» **What is required**: Output a single figure: the number of lines in which the word "Quatro" appears.

» **Material supplied**:
## START

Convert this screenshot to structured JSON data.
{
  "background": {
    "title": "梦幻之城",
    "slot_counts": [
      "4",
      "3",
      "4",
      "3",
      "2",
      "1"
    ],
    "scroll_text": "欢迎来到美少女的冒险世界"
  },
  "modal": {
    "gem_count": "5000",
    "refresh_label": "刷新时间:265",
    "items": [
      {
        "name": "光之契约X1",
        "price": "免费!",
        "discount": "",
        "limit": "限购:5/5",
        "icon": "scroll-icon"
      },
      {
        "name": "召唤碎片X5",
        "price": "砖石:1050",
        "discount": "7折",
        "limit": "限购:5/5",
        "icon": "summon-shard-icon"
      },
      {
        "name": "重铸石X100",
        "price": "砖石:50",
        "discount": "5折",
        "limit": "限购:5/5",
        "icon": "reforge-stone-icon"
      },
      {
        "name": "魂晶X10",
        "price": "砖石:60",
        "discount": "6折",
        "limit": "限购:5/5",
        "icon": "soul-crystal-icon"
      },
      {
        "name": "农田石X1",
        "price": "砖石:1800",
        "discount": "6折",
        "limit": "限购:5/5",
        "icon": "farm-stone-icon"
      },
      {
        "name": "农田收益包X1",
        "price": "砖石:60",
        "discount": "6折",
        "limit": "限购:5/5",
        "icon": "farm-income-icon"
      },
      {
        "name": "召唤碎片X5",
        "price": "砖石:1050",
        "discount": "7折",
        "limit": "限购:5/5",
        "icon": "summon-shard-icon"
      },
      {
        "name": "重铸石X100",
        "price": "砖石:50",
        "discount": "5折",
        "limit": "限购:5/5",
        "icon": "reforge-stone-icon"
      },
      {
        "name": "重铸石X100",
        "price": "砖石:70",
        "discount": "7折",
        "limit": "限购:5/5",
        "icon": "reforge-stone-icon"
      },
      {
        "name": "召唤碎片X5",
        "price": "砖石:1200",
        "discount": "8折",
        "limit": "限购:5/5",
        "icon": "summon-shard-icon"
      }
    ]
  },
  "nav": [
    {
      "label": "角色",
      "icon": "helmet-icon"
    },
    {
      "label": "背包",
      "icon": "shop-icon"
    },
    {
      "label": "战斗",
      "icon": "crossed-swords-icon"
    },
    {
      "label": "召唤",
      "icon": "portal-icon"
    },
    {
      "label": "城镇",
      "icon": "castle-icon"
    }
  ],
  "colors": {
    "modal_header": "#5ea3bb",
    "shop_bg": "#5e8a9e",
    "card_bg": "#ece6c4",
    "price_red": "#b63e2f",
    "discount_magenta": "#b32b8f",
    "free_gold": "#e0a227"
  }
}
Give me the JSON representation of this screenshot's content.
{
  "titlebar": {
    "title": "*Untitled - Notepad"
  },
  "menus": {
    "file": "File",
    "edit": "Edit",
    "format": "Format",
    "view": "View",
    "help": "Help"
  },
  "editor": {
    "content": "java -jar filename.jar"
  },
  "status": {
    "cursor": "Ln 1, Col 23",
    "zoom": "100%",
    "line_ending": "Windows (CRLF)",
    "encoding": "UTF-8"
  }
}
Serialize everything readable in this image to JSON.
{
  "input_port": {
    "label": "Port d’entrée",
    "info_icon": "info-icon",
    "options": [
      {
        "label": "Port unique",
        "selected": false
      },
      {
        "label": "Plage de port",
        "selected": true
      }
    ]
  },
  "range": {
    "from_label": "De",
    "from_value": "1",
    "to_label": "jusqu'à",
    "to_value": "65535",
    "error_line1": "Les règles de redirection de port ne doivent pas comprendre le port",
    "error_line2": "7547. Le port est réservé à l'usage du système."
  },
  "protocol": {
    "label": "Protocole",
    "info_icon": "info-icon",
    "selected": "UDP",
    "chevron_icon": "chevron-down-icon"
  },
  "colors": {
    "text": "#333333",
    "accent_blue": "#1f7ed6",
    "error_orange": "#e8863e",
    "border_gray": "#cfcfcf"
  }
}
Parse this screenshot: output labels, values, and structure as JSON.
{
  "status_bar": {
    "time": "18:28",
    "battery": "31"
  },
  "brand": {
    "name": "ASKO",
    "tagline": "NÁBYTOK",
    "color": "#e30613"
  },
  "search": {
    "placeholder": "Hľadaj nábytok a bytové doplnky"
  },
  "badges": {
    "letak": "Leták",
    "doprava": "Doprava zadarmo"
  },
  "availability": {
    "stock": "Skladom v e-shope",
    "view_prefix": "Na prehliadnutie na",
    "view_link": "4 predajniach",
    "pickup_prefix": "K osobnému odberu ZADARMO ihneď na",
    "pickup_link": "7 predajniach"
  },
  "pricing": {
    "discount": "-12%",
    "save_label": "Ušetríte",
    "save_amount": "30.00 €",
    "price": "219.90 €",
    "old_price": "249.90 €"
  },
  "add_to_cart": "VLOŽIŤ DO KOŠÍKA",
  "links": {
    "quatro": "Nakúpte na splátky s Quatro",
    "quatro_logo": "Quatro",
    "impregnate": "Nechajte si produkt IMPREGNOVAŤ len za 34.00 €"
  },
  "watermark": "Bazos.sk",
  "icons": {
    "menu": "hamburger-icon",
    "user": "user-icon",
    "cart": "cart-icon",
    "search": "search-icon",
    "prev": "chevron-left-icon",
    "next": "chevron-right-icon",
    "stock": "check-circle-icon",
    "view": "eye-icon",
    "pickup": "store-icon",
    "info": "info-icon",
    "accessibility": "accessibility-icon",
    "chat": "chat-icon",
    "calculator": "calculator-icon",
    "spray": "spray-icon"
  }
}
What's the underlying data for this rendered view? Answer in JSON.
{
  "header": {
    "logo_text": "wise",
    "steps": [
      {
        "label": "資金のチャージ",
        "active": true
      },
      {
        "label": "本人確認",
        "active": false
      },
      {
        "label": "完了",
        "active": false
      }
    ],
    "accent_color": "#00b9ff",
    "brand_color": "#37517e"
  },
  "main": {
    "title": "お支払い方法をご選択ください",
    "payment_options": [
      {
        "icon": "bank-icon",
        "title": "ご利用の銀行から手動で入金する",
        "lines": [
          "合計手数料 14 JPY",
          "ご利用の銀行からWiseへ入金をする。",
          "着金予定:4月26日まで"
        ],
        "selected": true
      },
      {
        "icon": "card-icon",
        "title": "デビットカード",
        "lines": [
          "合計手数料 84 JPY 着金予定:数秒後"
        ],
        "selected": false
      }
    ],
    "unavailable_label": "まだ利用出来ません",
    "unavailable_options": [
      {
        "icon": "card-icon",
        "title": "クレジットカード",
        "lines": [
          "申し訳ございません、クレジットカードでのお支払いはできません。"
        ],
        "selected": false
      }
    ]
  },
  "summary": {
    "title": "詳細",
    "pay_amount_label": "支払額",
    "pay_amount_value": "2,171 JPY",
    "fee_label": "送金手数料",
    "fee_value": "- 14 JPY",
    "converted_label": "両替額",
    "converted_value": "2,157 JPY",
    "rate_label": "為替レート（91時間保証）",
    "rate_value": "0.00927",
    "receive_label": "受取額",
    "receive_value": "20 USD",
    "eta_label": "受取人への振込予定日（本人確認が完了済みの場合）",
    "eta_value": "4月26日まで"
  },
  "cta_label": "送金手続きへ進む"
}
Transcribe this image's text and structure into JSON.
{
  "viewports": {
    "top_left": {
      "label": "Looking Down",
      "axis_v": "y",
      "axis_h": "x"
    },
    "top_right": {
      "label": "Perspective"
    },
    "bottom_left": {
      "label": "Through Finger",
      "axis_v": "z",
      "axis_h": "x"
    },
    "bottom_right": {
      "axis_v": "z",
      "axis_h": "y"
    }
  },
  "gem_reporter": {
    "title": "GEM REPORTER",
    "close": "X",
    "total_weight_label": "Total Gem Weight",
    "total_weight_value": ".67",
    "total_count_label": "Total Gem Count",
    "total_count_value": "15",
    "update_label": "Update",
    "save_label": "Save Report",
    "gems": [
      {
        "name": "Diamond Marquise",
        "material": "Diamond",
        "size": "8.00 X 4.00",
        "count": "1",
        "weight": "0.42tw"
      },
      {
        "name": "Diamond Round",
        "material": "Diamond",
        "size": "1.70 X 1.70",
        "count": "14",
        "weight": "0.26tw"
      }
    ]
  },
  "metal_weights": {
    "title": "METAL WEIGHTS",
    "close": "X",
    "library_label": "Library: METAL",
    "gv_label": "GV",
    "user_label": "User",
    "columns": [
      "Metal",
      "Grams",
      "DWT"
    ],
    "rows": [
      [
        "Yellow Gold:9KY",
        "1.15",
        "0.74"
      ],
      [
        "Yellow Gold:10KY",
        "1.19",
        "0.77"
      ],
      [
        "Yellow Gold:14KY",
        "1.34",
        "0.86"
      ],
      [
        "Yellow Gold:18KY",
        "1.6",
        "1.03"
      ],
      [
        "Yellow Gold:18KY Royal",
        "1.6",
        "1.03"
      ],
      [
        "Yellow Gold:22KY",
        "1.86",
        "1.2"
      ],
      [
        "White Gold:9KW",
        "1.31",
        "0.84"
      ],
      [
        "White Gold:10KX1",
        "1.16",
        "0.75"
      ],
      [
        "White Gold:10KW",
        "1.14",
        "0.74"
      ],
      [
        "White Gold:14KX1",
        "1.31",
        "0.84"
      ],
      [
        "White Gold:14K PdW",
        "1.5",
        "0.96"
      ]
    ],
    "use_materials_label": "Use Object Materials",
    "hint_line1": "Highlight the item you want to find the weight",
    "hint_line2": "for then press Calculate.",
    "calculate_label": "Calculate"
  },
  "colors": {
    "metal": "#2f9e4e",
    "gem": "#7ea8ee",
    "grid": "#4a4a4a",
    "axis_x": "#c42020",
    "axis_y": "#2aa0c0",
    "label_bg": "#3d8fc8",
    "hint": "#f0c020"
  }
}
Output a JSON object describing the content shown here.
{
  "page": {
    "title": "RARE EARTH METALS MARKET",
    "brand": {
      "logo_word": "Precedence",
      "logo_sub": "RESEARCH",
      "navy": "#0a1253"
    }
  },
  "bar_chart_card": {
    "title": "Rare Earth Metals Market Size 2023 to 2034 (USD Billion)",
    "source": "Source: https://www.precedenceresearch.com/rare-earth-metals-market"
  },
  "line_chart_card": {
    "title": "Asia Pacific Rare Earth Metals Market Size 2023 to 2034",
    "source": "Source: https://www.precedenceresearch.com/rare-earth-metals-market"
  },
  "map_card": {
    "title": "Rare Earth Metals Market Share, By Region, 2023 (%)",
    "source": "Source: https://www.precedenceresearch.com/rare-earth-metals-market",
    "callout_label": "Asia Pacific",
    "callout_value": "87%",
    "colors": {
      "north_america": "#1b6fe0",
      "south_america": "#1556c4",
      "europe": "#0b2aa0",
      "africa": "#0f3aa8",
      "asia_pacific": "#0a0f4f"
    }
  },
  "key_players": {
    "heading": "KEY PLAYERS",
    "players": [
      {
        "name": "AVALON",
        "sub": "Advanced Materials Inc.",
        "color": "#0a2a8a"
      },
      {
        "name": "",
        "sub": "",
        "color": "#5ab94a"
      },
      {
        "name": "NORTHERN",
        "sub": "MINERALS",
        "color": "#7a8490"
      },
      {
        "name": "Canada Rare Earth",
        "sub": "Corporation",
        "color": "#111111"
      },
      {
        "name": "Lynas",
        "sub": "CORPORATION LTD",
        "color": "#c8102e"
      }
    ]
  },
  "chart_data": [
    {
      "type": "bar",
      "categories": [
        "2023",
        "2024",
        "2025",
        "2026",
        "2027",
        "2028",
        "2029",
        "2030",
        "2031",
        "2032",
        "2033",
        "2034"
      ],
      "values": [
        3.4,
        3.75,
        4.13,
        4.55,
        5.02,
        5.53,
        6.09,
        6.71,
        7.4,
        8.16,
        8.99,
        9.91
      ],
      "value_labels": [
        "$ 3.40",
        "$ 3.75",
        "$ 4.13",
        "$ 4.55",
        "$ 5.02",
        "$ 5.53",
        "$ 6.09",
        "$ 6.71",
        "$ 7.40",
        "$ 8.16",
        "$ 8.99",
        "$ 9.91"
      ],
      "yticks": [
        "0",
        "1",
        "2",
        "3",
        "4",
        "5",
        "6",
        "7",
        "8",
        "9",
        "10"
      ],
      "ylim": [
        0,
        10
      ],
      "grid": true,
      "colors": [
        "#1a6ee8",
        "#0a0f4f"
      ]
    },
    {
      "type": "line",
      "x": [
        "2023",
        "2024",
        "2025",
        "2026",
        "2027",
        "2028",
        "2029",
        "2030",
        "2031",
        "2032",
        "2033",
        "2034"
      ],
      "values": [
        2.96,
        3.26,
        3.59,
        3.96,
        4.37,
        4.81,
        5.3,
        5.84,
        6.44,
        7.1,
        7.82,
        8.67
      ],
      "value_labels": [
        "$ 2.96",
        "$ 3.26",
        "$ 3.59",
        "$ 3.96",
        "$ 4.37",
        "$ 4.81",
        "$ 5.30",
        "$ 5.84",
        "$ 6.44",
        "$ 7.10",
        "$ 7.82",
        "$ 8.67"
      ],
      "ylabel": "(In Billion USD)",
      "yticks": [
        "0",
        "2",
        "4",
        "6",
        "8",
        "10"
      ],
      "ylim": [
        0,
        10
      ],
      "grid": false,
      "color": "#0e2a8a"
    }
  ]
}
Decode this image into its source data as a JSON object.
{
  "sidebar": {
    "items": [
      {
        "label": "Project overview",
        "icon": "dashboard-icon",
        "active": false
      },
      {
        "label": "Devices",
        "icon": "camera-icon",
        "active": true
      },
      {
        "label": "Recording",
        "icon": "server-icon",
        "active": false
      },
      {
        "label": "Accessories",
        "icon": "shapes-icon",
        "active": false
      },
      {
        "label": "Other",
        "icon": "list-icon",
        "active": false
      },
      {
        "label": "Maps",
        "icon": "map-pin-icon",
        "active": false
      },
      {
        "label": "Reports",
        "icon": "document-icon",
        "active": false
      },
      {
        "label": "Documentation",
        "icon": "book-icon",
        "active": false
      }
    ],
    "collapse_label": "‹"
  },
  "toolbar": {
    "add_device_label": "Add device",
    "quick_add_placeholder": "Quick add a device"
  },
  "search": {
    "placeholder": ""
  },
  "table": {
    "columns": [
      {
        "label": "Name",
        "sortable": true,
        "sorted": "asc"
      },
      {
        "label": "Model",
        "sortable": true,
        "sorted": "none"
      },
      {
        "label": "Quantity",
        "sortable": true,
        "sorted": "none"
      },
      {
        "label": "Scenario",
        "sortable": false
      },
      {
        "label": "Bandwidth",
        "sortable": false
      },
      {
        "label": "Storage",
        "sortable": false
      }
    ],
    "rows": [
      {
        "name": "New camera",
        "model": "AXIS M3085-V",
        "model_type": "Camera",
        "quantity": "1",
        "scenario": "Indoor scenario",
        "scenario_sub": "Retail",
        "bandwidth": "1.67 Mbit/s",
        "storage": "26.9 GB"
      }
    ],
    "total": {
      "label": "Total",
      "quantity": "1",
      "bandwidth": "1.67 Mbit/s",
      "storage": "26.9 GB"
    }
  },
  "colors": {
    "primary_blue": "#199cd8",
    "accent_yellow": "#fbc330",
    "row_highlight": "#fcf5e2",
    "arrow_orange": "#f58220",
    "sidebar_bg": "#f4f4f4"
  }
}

## END

» **Written solution**: 2